"""
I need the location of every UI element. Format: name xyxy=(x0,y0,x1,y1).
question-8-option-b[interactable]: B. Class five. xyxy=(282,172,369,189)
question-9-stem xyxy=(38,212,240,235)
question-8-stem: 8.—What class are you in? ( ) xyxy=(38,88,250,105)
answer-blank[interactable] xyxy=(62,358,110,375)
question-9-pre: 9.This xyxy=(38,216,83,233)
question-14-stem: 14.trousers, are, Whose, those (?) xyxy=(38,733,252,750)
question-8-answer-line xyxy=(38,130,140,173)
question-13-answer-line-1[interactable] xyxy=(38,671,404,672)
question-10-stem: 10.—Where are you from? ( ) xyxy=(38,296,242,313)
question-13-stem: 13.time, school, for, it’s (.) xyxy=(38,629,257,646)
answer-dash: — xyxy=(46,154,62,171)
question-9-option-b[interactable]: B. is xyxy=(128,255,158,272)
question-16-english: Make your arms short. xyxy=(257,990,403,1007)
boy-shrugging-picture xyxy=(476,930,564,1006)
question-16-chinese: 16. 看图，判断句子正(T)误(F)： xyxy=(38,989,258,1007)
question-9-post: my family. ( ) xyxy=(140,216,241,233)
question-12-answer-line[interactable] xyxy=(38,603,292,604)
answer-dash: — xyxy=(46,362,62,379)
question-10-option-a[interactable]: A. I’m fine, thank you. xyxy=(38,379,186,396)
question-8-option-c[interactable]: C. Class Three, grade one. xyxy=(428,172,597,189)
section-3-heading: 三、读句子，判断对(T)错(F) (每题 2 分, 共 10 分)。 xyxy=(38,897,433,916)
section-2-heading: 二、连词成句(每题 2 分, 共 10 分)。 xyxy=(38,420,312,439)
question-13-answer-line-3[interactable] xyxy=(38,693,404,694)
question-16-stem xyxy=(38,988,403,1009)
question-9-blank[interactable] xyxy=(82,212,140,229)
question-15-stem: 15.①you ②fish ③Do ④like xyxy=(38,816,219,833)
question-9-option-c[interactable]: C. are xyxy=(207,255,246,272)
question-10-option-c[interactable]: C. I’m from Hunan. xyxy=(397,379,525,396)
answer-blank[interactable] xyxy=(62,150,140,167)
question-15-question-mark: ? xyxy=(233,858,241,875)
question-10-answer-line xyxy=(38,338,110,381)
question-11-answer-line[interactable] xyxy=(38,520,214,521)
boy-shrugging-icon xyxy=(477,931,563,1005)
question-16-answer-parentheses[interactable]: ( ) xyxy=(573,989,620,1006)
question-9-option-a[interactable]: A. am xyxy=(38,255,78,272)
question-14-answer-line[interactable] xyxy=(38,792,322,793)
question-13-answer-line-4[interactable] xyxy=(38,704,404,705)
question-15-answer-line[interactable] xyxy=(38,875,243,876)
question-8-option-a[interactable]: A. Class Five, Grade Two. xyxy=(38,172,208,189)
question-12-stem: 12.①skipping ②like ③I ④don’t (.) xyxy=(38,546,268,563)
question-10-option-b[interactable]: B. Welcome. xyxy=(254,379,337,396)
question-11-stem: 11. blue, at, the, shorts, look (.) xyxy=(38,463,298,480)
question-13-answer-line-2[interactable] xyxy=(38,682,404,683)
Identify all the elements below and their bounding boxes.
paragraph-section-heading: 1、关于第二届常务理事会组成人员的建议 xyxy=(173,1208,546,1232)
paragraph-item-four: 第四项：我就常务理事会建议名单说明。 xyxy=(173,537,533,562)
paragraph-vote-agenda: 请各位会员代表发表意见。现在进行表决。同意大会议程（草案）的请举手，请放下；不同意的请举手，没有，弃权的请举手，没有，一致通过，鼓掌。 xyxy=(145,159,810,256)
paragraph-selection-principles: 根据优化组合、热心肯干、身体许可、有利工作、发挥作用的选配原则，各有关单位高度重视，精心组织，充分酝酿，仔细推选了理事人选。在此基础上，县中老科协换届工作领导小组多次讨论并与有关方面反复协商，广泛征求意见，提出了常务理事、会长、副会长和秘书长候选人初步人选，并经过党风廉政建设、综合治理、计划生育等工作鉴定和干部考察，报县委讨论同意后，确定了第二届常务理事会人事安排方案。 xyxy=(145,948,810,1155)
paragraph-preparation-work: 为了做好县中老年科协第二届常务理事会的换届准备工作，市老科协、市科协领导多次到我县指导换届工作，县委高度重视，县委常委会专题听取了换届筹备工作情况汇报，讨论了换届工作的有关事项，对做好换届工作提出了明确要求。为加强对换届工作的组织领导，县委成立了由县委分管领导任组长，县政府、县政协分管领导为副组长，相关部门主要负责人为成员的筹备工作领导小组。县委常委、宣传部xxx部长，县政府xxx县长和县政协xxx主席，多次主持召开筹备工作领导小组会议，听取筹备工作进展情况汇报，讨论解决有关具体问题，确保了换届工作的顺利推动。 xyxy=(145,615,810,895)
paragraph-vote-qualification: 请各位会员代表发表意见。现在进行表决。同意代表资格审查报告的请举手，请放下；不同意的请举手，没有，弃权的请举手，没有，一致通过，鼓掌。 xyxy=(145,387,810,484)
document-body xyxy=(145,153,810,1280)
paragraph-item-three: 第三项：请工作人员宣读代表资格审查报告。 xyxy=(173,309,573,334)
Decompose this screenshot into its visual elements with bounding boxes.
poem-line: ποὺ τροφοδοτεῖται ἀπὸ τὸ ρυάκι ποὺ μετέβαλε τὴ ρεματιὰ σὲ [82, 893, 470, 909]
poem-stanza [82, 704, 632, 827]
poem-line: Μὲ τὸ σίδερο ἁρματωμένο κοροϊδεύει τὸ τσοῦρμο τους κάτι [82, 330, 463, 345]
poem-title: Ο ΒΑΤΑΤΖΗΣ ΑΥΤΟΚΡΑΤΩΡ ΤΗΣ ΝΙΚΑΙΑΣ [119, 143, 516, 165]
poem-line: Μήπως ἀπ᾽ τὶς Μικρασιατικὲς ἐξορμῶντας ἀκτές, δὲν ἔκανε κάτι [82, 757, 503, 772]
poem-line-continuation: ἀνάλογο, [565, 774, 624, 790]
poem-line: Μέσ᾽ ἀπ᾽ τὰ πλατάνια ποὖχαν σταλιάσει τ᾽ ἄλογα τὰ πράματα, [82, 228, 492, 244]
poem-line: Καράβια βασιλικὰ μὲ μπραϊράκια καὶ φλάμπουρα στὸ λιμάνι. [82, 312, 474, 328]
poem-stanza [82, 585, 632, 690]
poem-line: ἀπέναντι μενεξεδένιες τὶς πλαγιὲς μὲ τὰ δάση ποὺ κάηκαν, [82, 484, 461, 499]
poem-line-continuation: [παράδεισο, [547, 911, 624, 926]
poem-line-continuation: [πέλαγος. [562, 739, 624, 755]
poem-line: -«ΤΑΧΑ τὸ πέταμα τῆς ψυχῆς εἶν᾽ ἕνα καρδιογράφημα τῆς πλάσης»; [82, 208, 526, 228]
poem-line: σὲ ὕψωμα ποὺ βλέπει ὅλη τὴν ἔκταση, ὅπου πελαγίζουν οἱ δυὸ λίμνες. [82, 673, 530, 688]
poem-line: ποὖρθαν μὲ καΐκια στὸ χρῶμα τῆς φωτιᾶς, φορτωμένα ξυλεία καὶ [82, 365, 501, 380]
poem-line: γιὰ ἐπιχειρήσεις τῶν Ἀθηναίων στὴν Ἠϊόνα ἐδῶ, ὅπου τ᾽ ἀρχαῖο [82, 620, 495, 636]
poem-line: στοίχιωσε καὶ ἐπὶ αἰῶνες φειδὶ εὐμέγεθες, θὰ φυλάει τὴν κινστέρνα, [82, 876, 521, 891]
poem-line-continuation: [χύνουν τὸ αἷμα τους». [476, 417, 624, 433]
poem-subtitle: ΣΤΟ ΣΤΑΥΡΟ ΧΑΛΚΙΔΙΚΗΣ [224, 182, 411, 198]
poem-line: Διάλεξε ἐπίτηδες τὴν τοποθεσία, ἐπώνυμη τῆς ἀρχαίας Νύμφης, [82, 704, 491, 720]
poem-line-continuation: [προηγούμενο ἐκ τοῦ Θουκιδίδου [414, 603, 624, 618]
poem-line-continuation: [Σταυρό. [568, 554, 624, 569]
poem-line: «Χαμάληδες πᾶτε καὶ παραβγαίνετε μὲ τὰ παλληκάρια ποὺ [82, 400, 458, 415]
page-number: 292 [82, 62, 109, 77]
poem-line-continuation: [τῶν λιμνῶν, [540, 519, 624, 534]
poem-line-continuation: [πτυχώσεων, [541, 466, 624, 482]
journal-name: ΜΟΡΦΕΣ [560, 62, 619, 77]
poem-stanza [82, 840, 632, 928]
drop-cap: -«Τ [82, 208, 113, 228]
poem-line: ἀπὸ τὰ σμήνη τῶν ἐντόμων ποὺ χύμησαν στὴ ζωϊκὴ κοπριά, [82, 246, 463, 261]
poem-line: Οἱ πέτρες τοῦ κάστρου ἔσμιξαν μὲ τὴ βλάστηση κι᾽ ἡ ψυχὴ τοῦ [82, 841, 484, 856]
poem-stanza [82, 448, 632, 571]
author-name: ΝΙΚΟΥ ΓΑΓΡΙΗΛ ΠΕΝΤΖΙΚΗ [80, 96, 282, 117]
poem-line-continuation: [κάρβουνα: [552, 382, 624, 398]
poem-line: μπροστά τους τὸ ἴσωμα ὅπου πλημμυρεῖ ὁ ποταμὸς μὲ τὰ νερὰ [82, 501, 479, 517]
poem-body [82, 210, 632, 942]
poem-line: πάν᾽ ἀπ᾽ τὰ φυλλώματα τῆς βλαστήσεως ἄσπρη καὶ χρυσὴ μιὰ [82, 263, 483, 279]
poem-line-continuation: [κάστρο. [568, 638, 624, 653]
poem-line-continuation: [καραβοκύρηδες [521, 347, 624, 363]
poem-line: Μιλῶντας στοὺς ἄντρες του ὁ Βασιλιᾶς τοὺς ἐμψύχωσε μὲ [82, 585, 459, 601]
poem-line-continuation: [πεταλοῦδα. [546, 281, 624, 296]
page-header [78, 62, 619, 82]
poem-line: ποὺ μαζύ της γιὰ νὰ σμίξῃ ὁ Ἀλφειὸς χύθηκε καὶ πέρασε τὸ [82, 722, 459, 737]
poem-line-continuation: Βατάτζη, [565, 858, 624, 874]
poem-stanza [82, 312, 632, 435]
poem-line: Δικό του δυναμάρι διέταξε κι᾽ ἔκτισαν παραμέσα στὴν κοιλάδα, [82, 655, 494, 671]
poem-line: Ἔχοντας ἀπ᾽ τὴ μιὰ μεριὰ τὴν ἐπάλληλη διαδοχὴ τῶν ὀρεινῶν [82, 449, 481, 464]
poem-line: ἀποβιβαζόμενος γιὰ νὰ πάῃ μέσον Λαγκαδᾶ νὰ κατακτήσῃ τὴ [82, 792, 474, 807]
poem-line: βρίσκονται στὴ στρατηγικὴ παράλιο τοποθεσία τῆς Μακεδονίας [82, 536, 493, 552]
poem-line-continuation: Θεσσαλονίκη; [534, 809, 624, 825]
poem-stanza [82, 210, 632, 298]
"""
**YOUR GOAL**
Copy the items word for word, from the first line through the line containing "question-9-post: my family.".

**THE ANSWER**
I need the location of every UI element. Format: name xyxy=(x0,y0,x1,y1).
question-8-option-b[interactable]: B. Class five. xyxy=(282,172,369,189)
question-9-stem xyxy=(38,212,240,235)
question-8-stem: 8.—What class are you in? ( ) xyxy=(38,88,250,105)
answer-blank[interactable] xyxy=(62,358,110,375)
question-9-pre: 9.This xyxy=(38,216,83,233)
question-14-stem: 14.trousers, are, Whose, those (?) xyxy=(38,733,252,750)
question-8-answer-line xyxy=(38,130,140,173)
question-13-answer-line-1[interactable] xyxy=(38,671,404,672)
question-10-stem: 10.—Where are you from? ( ) xyxy=(38,296,242,313)
question-13-stem: 13.time, school, for, it’s (.) xyxy=(38,629,257,646)
answer-dash: — xyxy=(46,154,62,171)
question-9-option-b[interactable]: B. is xyxy=(128,255,158,272)
question-16-english: Make your arms short. xyxy=(257,990,403,1007)
boy-shrugging-picture xyxy=(476,930,564,1006)
question-16-chinese: 16. 看图，判断句子正(T)误(F)： xyxy=(38,989,258,1007)
question-9-post: my family. ( ) xyxy=(140,216,241,233)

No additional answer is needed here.